═══ Information shown ═══

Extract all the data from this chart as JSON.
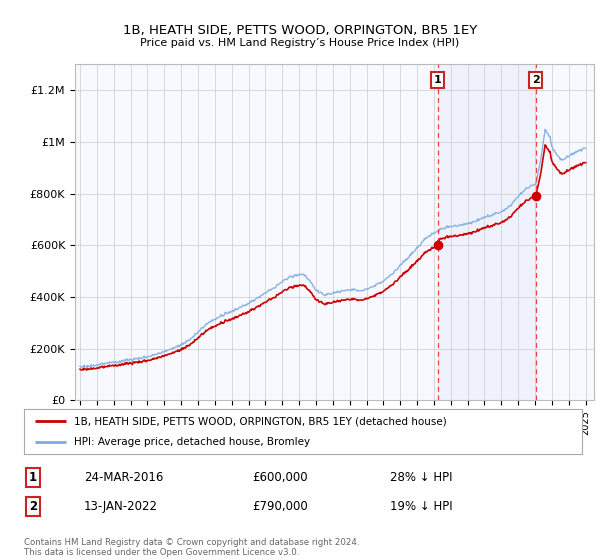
{
  "title": "1B, HEATH SIDE, PETTS WOOD, ORPINGTON, BR5 1EY",
  "subtitle": "Price paid vs. HM Land Registry’s House Price Index (HPI)",
  "yticks": [
    0,
    200000,
    400000,
    600000,
    800000,
    1000000,
    1200000
  ],
  "ytick_labels": [
    "£0",
    "£200K",
    "£400K",
    "£600K",
    "£800K",
    "£1M",
    "£1.2M"
  ],
  "line1_color": "#cc0000",
  "line2_color": "#7aace0",
  "marker1_date": 2016.23,
  "marker2_date": 2022.04,
  "marker1_price": 600000,
  "marker2_price": 790000,
  "marker1_label": "24-MAR-2016",
  "marker2_label": "13-JAN-2022",
  "marker1_hpi": "28% ↓ HPI",
  "marker2_hpi": "19% ↓ HPI",
  "legend_label1": "1B, HEATH SIDE, PETTS WOOD, ORPINGTON, BR5 1EY (detached house)",
  "legend_label2": "HPI: Average price, detached house, Bromley",
  "footer": "Contains HM Land Registry data © Crown copyright and database right 2024.\nThis data is licensed under the Open Government Licence v3.0.",
  "background_color": "#ffffff",
  "plot_bg_color": "#f8f8ff",
  "grid_color": "#cccccc",
  "shade_color": "#ddeeff"
}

═══

• _Requirements_
Show the lines of the records that contain the word "detached".

• _Task result_
  "legend_label1": "1B, HEATH SIDE, PETTS WOOD, ORPINGTON, BR5 1EY (detached house)",
  "legend_label2": "HPI: Average price, detached house, Bromley",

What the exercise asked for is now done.